Go through the listing and write out all of it exactly.

------------------------------

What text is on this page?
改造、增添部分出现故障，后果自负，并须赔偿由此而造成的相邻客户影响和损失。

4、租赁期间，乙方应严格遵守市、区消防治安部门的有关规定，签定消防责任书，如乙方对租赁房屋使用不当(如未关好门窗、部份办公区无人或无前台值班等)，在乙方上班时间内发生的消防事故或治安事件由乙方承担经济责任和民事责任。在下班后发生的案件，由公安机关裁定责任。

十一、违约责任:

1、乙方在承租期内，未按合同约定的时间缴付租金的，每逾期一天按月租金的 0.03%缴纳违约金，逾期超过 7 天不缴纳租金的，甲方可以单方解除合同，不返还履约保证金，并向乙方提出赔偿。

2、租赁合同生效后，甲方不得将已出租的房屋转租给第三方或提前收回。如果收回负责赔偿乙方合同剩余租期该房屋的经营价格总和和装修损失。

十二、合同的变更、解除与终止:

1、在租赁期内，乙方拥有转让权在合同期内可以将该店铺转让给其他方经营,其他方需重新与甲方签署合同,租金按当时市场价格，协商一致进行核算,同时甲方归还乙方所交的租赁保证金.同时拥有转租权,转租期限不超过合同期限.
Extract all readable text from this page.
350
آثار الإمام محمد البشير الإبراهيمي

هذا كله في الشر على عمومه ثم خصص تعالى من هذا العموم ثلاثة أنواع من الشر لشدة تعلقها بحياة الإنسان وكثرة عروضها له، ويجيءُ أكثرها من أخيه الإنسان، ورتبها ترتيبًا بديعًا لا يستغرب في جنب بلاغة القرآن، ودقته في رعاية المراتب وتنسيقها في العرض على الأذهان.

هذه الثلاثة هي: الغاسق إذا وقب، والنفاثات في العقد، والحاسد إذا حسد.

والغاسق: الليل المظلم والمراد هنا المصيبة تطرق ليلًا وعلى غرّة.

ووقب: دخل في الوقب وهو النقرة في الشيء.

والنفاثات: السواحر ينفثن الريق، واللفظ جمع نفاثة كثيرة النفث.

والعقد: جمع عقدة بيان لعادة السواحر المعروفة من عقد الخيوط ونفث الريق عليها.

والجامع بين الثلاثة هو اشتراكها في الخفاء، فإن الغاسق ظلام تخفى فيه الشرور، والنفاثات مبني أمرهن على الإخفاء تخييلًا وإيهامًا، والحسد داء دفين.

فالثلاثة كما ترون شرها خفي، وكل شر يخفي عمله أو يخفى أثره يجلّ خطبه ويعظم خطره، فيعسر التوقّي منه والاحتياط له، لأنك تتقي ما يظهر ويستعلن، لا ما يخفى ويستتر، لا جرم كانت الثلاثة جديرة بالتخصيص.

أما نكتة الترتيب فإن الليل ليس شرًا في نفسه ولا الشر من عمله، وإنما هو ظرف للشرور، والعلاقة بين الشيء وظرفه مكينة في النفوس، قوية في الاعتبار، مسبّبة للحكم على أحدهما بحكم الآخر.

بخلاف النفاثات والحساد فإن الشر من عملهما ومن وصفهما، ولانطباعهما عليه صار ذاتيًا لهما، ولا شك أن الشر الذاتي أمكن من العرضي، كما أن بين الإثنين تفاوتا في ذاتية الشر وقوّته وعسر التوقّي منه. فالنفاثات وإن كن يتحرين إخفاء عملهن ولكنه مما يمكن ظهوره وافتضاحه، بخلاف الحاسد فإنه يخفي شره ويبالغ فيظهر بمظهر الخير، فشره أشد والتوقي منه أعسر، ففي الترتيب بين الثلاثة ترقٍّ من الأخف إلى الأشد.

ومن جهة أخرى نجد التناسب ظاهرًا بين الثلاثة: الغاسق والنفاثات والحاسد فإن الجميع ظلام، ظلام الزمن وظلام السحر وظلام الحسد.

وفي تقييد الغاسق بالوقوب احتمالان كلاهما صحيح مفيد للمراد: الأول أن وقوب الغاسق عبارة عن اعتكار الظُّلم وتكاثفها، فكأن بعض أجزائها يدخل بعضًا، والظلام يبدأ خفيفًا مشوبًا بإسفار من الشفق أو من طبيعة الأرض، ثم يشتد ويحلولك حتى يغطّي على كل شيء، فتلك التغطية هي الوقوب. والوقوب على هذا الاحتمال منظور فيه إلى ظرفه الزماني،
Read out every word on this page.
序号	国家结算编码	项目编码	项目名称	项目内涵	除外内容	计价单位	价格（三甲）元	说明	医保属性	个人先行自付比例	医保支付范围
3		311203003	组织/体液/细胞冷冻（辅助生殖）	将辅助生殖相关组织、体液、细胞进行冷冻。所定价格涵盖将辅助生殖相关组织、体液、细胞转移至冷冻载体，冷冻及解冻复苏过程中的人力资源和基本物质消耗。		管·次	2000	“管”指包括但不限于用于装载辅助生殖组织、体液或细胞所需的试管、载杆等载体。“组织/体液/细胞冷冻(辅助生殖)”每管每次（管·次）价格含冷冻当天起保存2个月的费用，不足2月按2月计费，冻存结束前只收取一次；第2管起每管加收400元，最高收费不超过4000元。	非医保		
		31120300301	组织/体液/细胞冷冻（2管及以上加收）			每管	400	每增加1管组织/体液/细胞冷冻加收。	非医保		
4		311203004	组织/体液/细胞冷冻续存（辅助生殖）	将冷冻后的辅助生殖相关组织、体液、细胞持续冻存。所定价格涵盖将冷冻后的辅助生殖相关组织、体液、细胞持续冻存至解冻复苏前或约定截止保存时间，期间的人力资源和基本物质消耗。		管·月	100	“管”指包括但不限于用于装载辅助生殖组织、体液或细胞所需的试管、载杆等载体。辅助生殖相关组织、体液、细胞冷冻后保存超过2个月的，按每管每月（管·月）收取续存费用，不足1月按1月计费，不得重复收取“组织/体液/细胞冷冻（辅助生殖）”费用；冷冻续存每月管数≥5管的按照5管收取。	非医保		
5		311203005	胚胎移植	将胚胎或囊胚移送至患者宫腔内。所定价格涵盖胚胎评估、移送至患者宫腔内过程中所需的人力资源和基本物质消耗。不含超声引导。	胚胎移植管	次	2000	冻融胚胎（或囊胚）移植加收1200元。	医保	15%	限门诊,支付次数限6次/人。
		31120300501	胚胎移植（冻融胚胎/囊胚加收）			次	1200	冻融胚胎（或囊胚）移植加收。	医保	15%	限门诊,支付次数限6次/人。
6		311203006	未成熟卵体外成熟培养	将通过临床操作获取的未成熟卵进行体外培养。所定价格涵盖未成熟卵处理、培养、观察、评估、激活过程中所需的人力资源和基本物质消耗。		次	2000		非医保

------------------------------

**Task answer:**
What text is on this page?
改造、增添部分出现故障，后果自负，并须赔偿由此而造成的相邻客户影响和损失。

4、租赁期间，乙方应严格遵守市、区消防治安部门的有关规定，签定消防责任书，如乙方对租赁房屋使用不当(如未关好门窗、部份办公区无人或无前台值班等)，在乙方上班时间内发生的消防事故或治安事件由乙方承担经济责任和民事责任。在下班后发生的案件，由公安机关裁定责任。

十一、违约责任:

1、乙方在承租期内，未按合同约定的时间缴付租金的，每逾期一天按月租金的 0.03%缴纳违约金，逾期超过 7 天不缴纳租金的，甲方可以单方解除合同，不返还履约保证金，并向乙方提出赔偿。

2、租赁合同生效后，甲方不得将已出租的房屋转租给第三方或提前收回。如果收回负责赔偿乙方合同剩余租期该房屋的经营价格总和和装修损失。

十二、合同的变更、解除与终止:

1、在租赁期内，乙方拥有转让权在合同期内可以将该店铺转让给其他方经营,其他方需重新与甲方签署合同,租金按当时市场价格，协商一致进行核算,同时甲方归还乙方所交的租赁保证金.同时拥有转租权,转租期限不超过合同期限.
Extract all readable text from this page.
350
آثار الإمام محمد البشير الإبراهيمي

هذا كله في الشر على عمومه ثم خصص تعالى من هذا العموم ثلاثة أنواع من الشر لشدة تعلقها بحياة الإنسان وكثرة عروضها له، ويجيءُ أكثرها من أخيه الإنسان، ورتبها ترتيبًا بديعًا لا يستغرب في جنب بلاغة القرآن، ودقته في رعاية المراتب وتنسيقها في العرض على الأذهان.

هذه الثلاثة هي: الغاسق إذا وقب، والنفاثات في العقد، والحاسد إذا حسد.

والغاسق: الليل المظلم والمراد هنا المصيبة تطرق ليلًا وعلى غرّة.

ووقب: دخل في الوقب وهو النقرة في الشيء.

والنفاثات: السواحر ينفثن الريق، واللفظ جمع نفاثة كثيرة النفث.

والعقد: جمع عقدة بيان لعادة السواحر المعروفة من عقد الخيوط ونفث الريق عليها.

والجامع بين الثلاثة هو اشتراكها في الخفاء، فإن الغاسق ظلام تخفى فيه الشرور، والنفاثات مبني أمرهن على الإخفاء تخييلًا وإيهامًا، والحسد داء دفين.

فالثلاثة كما ترون شرها خفي، وكل شر يخفي عمله أو يخفى أثره يجلّ خطبه ويعظم خطره، فيعسر التوقّي منه والاحتياط له، لأنك تتقي ما يظهر ويستعلن، لا ما يخفى ويستتر، لا جرم كانت الثلاثة جديرة بالتخصيص.

أما نكتة الترتيب فإن الليل ليس شرًا في نفسه ولا الشر من عمله، وإنما هو ظرف للشرور، والعلاقة بين الشيء وظرفه مكينة في النفوس، قوية في الاعتبار، مسبّبة للحكم على أحدهما بحكم الآخر.

بخلاف النفاثات والحساد فإن الشر من عملهما ومن وصفهما، ولانطباعهما عليه صار ذاتيًا لهما، ولا شك أن الشر الذاتي أمكن من العرضي، كما أن بين الإثنين تفاوتا في ذاتية الشر وقوّته وعسر التوقّي منه. فالنفاثات وإن كن يتحرين إخفاء عملهن ولكنه مما يمكن ظهوره وافتضاحه، بخلاف الحاسد فإنه يخفي شره ويبالغ فيظهر بمظهر الخير، فشره أشد والتوقي منه أعسر، ففي الترتيب بين الثلاثة ترقٍّ من الأخف إلى الأشد.

ومن جهة أخرى نجد التناسب ظاهرًا بين الثلاثة: الغاسق والنفاثات والحاسد فإن الجميع ظلام، ظلام الزمن وظلام السحر وظلام الحسد.

وفي تقييد الغاسق بالوقوب احتمالان كلاهما صحيح مفيد للمراد: الأول أن وقوب الغاسق عبارة عن اعتكار الظُّلم وتكاثفها، فكأن بعض أجزائها يدخل بعضًا، والظلام يبدأ خفيفًا مشوبًا بإسفار من الشفق أو من طبيعة الأرض، ثم يشتد ويحلولك حتى يغطّي على كل شيء، فتلك التغطية هي الوقوب. والوقوب على هذا الاحتمال منظور فيه إلى ظرفه الزماني،
Read out every word on this page.
序号	国家结算编码	项目编码	项目名称	项目内涵	除外内容	计价单位	价格（三甲）元	说明	医保属性	个人先行自付比例	医保支付范围
3		311203003	组织/体液/细胞冷冻（辅助生殖）	将辅助生殖相关组织、体液、细胞进行冷冻。所定价格涵盖将辅助生殖相关组织、体液、细胞转移至冷冻载体，冷冻及解冻复苏过程中的人力资源和基本物质消耗。		管·次	2000	“管”指包括但不限于用于装载辅助生殖组织、体液或细胞所需的试管、载杆等载体。“组织/体液/细胞冷冻(辅助生殖)”每管每次（管·次）价格含冷冻当天起保存2个月的费用，不足2月按2月计费，冻存结束前只收取一次；第2管起每管加收400元，最高收费不超过4000元。	非医保		
		31120300301	组织/体液/细胞冷冻（2管及以上加收）			每管	400	每增加1管组织/体液/细胞冷冻加收。	非医保		
4		311203004	组织/体液/细胞冷冻续存（辅助生殖）	将冷冻后的辅助生殖相关组织、体液、细胞持续冻存。所定价格涵盖将冷冻后的辅助生殖相关组织、体液、细胞持续冻存至解冻复苏前或约定截止保存时间，期间的人力资源和基本物质消耗。		管·月	100	“管”指包括但不限于用于装载辅助生殖组织、体液或细胞所需的试管、载杆等载体。辅助生殖相关组织、体液、细胞冷冻后保存超过2个月的，按每管每月（管·月）收取续存费用，不足1月按1月计费，不得重复收取“组织/体液/细胞冷冻（辅助生殖）”费用；冷冻续存每月管数≥5管的按照5管收取。	非医保		
5		311203005	胚胎移植	将胚胎或囊胚移送至患者宫腔内。所定价格涵盖胚胎评估、移送至患者宫腔内过程中所需的人力资源和基本物质消耗。不含超声引导。	胚胎移植管	次	2000	冻融胚胎（或囊胚）移植加收1200元。	医保	15%	限门诊,支付次数限6次/人。
		31120300501	胚胎移植（冻融胚胎/囊胚加收）			次	1200	冻融胚胎（或囊胚）移植加收。	医保	15%	限门诊,支付次数限6次/人。
6		311203006	未成熟卵体外成熟培养	将通过临床操作获取的未成熟卵进行体外培养。所定价格涵盖未成熟卵处理、培养、观察、评估、激活过程中所需的人力资源和基本物质消耗。		次	2000		非医保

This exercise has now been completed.